WHAT THE EXERCISE ASKS: Select each line where the word "title" appears.

LISTED RECORDS:
--------------------

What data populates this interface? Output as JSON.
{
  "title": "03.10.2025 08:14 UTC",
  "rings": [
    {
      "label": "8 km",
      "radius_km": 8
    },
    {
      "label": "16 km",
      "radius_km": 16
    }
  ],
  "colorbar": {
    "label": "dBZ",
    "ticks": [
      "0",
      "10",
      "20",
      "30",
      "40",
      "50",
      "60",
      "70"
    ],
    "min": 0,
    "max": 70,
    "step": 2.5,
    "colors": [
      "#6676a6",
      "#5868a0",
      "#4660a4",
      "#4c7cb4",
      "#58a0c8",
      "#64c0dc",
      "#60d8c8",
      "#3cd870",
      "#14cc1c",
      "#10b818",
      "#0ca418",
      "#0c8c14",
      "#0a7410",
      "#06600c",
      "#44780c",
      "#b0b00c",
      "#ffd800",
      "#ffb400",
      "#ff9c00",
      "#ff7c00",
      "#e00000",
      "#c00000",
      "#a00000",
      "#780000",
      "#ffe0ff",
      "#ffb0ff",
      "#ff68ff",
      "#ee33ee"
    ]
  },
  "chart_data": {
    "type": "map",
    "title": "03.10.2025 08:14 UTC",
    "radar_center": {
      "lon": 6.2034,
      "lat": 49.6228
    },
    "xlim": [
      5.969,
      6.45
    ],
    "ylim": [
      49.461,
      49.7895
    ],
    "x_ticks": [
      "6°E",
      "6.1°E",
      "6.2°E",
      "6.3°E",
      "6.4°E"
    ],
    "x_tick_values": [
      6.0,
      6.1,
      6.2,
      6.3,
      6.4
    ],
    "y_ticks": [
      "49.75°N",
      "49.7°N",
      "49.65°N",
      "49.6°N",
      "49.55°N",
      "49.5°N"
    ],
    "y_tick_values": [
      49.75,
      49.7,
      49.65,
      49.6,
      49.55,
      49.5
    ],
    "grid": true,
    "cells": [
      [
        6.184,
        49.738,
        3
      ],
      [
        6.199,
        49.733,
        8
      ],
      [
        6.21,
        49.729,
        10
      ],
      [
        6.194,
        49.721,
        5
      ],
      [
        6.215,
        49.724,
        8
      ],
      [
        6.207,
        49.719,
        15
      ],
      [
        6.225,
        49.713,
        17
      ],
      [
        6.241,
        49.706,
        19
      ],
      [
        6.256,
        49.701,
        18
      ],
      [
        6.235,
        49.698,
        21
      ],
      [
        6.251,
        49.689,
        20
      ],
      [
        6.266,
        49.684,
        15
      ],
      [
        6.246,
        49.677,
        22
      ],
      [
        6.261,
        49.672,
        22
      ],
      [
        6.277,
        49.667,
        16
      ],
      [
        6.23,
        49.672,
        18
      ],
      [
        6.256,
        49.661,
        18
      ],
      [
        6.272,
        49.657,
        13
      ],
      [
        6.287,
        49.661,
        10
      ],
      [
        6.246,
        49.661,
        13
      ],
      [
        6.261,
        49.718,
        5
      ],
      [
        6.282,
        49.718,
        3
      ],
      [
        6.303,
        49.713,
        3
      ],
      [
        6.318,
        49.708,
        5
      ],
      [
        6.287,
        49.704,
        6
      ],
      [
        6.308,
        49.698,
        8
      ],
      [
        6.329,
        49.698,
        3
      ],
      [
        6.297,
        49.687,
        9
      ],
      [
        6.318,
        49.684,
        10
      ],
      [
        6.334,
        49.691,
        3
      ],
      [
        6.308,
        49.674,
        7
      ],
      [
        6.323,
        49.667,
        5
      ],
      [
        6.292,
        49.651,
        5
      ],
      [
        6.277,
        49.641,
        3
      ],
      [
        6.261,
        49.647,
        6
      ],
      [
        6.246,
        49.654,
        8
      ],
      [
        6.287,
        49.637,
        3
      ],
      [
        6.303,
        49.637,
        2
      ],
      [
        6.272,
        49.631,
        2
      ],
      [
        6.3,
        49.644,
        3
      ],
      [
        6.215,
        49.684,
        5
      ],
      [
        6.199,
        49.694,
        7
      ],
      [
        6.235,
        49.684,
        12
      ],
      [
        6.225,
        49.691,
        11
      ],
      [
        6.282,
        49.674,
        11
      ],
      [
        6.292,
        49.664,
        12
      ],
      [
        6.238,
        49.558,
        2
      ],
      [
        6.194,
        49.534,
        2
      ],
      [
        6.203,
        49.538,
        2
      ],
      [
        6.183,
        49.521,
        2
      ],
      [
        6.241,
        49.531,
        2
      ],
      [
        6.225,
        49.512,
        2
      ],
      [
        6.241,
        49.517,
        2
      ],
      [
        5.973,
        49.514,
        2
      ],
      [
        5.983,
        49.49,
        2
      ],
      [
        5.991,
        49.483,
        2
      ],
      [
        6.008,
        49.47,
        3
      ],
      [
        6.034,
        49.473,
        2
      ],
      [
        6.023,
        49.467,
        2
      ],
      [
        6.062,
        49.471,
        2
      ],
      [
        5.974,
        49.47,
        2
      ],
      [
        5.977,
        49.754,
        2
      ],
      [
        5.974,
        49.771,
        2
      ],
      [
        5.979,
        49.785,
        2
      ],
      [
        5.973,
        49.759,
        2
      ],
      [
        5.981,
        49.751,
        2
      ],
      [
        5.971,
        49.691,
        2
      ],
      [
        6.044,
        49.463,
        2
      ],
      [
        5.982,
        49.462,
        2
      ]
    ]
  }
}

--------------------

FINAL ANSWER:
  "title": "03.10.2025 08:14 UTC",
    "title": "03.10.2025 08:14 UTC",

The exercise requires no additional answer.